─── DATASET ENTRIES ───
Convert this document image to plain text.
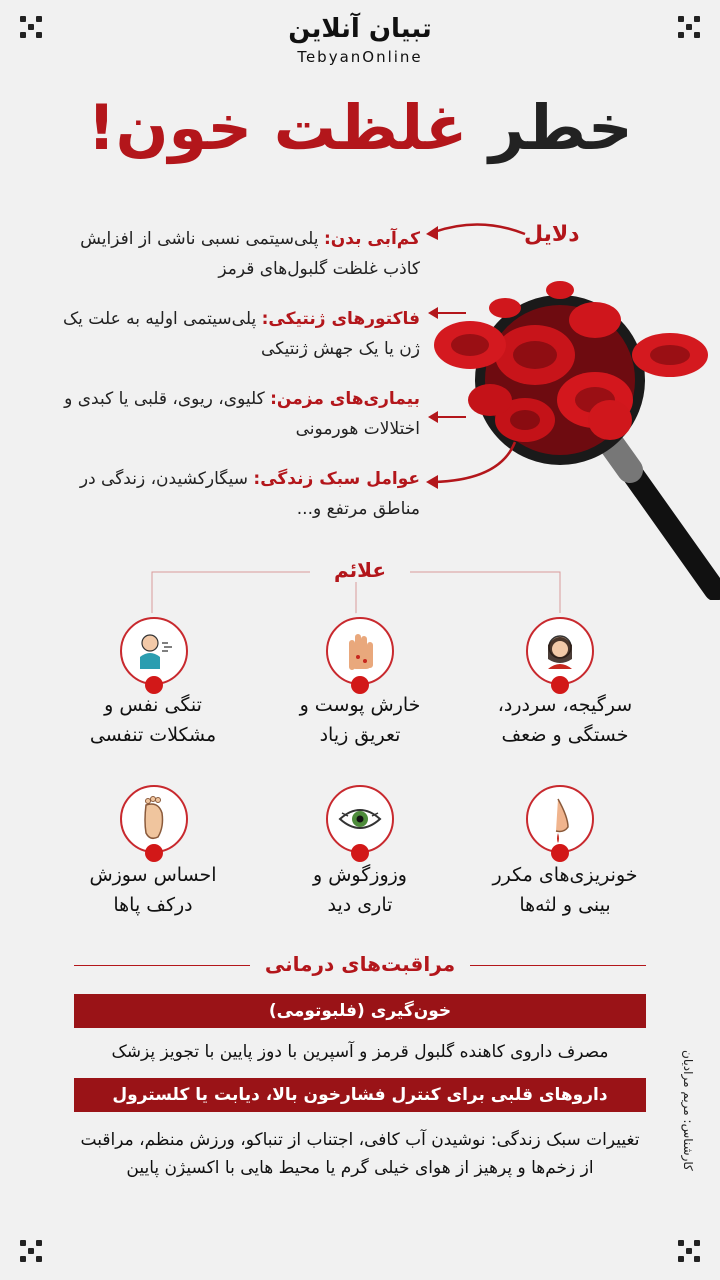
تبیان آنلاین
TebyanOnline
خطر غلظت خون!
دلایل
کم‌آبی بدن: پلی‌سیتمی نسبی ناشی از افزایش کاذب غلظت گلبول‌های قرمز
فاکتورهای ژنتیکی: پلی‌سیتمی اولیه به علت یک ژن یا یک جهش ژنتیکی
بیماری‌های مزمن: کلیوی، ریوی، قلبی یا کبدی و اختلالات هورمونی
عوامل سبک زندگی: سیگارکشیدن، زندگی در مناطق مرتفع و...
علائم
سرگیجه، سردرد،
خستگی و ضعف
خارش پوست و
تعریق زیاد
تنگی نفس و
مشکلات تنفسی
خونریزی‌های مکرر
بینی و لثه‌ها
وزوزگوش و
تاری دید
احساس سوزش
درکف پاها
مراقبت‌های درمانی
خون‌گیری (فلبوتومی)
مصرف داروی کاهنده گلبول قرمز و آسپرین با دوز پایین با تجویز پزشک
داروهای قلبی برای کنترل فشارخون بالا، دیابت یا کلسترول
تغییرات سبک زندگی: نوشیدن آب کافی، اجتناب از تنباکو، ورزش منظم، مراقبت از زخم‌ها و پرهیز از هوای خیلی گرم یا محیط هایی با اکسیژن پایین	کارشناس: مریم مرادیان
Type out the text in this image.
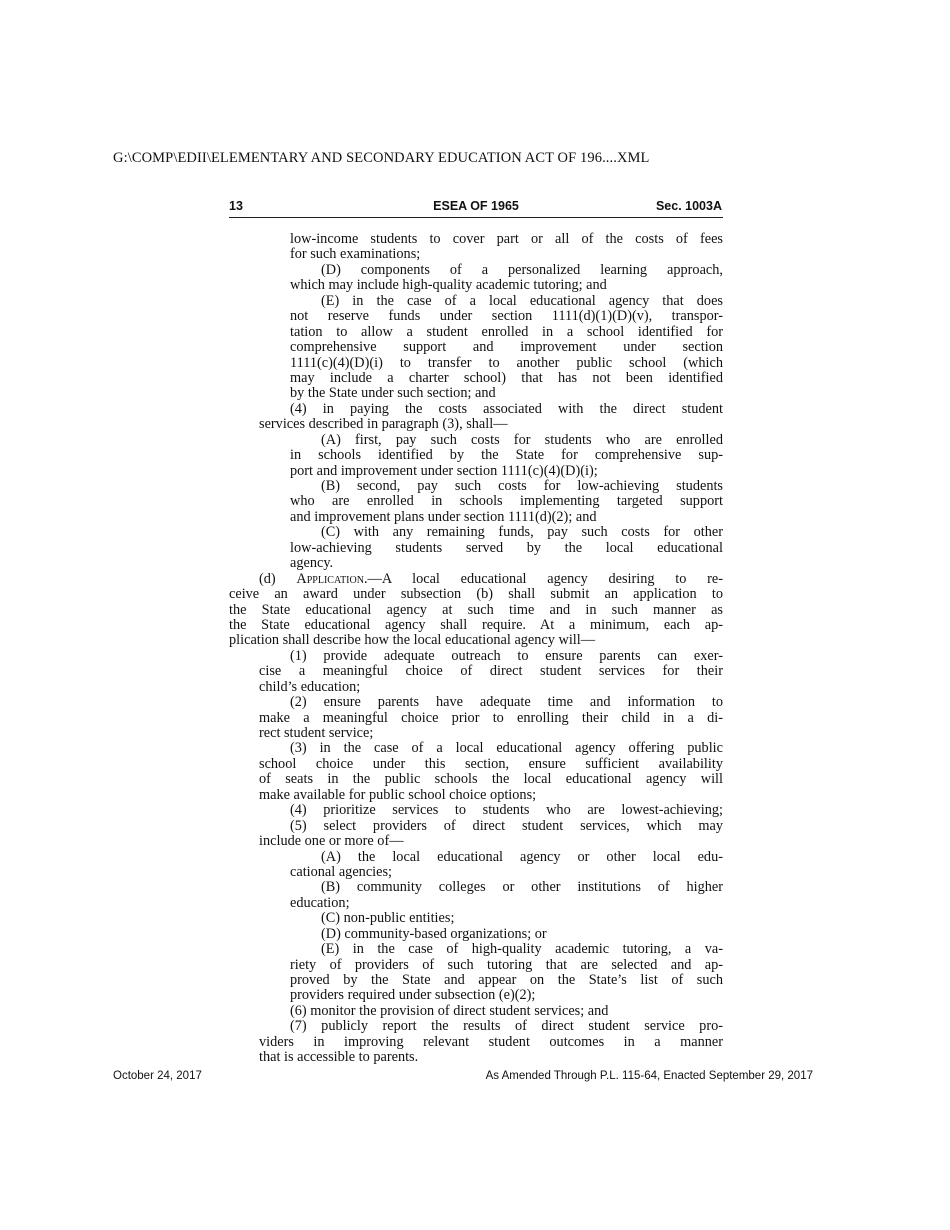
G:\COMP\EDII\ELEMENTARY AND SECONDARY EDUCATION ACT OF 196....XML
13	ESEA OF 1965	Sec. 1003A
low-income students to cover part or all of the costs of fees
for such examinations;
(D) components of a personalized learning approach,
which may include high-quality academic tutoring; and
(E) in the case of a local educational agency that does
not reserve funds under section 1111(d)(1)(D)(v), transpor-
tation to allow a student enrolled in a school identified for
comprehensive support and improvement under section
1111(c)(4)(D)(i) to transfer to another public school (which
may include a charter school) that has not been identified
by the State under such section; and
(4) in paying the costs associated with the direct student
services described in paragraph (3), shall—
(A) first, pay such costs for students who are enrolled
in schools identified by the State for comprehensive sup-
port and improvement under section 1111(c)(4)(D)(i);
(B) second, pay such costs for low-achieving students
who are enrolled in schools implementing targeted support
and improvement plans under section 1111(d)(2); and
(C) with any remaining funds, pay such costs for other
low-achieving students served by the local educational
agency.
(d) Application.—A local educational agency desiring to re-
ceive an award under subsection (b) shall submit an application to
the State educational agency at such time and in such manner as
the State educational agency shall require. At a minimum, each ap-
plication shall describe how the local educational agency will—
(1) provide adequate outreach to ensure parents can exer-
cise a meaningful choice of direct student services for their
child’s education;
(2) ensure parents have adequate time and information to
make a meaningful choice prior to enrolling their child in a di-
rect student service;
(3) in the case of a local educational agency offering public
school choice under this section, ensure sufficient availability
of seats in the public schools the local educational agency will
make available for public school choice options;
(4) prioritize services to students who are lowest-achieving;
(5) select providers of direct student services, which may
include one or more of—
(A) the local educational agency or other local edu-
cational agencies;
(B) community colleges or other institutions of higher
education;
(C) non-public entities;
(D) community-based organizations; or
(E) in the case of high-quality academic tutoring, a va-
riety of providers of such tutoring that are selected and ap-
proved by the State and appear on the State’s list of such
providers required under subsection (e)(2);
(6) monitor the provision of direct student services; and
(7) publicly report the results of direct student service pro-
viders in improving relevant student outcomes in a manner
that is accessible to parents.
October 24, 2017	As Amended Through P.L. 115-64, Enacted September 29, 2017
───
The pictures in the entries should be left out; output everything else exactly.

__RESPONSE TO THE EXERCISE__
Convert this document image to plain text.
تبیان آنلاین
TebyanOnline
خطر غلظت خون!
دلایل
کم‌آبی بدن: پلی‌سیتمی نسبی ناشی از افزایش کاذب غلظت گلبول‌های قرمز
فاکتورهای ژنتیکی: پلی‌سیتمی اولیه به علت یک ژن یا یک جهش ژنتیکی
بیماری‌های مزمن: کلیوی، ریوی، قلبی یا کبدی و اختلالات هورمونی
عوامل سبک زندگی: سیگارکشیدن، زندگی در مناطق مرتفع و...
علائم
سرگیجه، سردرد،
خستگی و ضعف
خارش پوست و
تعریق زیاد
تنگی نفس و
مشکلات تنفسی
خونریزی‌های مکرر
بینی و لثه‌ها
وزوزگوش و
تاری دید
احساس سوزش
درکف پاها
مراقبت‌های درمانی
خون‌گیری (فلبوتومی)
مصرف داروی کاهنده گلبول قرمز و آسپرین با دوز پایین با تجویز پزشک
داروهای قلبی برای کنترل فشارخون بالا، دیابت یا کلسترول
تغییرات سبک زندگی: نوشیدن آب کافی، اجتناب از تنباکو، ورزش منظم، مراقبت از زخم‌ها و پرهیز از هوای خیلی گرم یا محیط هایی با اکسیژن پایین	کارشناس: مریم مرادیان
Type out the text in this image.
G:\COMP\EDII\ELEMENTARY AND SECONDARY EDUCATION ACT OF 196....XML
13	ESEA OF 1965	Sec. 1003A
low-income students to cover part or all of the costs of fees
for such examinations;
(D) components of a personalized learning approach,
which may include high-quality academic tutoring; and
(E) in the case of a local educational agency that does
not reserve funds under section 1111(d)(1)(D)(v), transpor-
tation to allow a student enrolled in a school identified for
comprehensive support and improvement under section
1111(c)(4)(D)(i) to transfer to another public school (which
may include a charter school) that has not been identified
by the State under such section; and
(4) in paying the costs associated with the direct student
services described in paragraph (3), shall—
(A) first, pay such costs for students who are enrolled
in schools identified by the State for comprehensive sup-
port and improvement under section 1111(c)(4)(D)(i);
(B) second, pay such costs for low-achieving students
who are enrolled in schools implementing targeted support
and improvement plans under section 1111(d)(2); and
(C) with any remaining funds, pay such costs for other
low-achieving students served by the local educational
agency.
(d) Application.—A local educational agency desiring to re-
ceive an award under subsection (b) shall submit an application to
the State educational agency at such time and in such manner as
the State educational agency shall require. At a minimum, each ap-
plication shall describe how the local educational agency will—
(1) provide adequate outreach to ensure parents can exer-
cise a meaningful choice of direct student services for their
child’s education;
(2) ensure parents have adequate time and information to
make a meaningful choice prior to enrolling their child in a di-
rect student service;
(3) in the case of a local educational agency offering public
school choice under this section, ensure sufficient availability
of seats in the public schools the local educational agency will
make available for public school choice options;
(4) prioritize services to students who are lowest-achieving;
(5) select providers of direct student services, which may
include one or more of—
(A) the local educational agency or other local edu-
cational agencies;
(B) community colleges or other institutions of higher
education;
(C) non-public entities;
(D) community-based organizations; or
(E) in the case of high-quality academic tutoring, a va-
riety of providers of such tutoring that are selected and ap-
proved by the State and appear on the State’s list of such
providers required under subsection (e)(2);
(6) monitor the provision of direct student services; and
(7) publicly report the results of direct student service pro-
viders in improving relevant student outcomes in a manner
that is accessible to parents.
October 24, 2017	As Amended Through P.L. 115-64, Enacted September 29, 2017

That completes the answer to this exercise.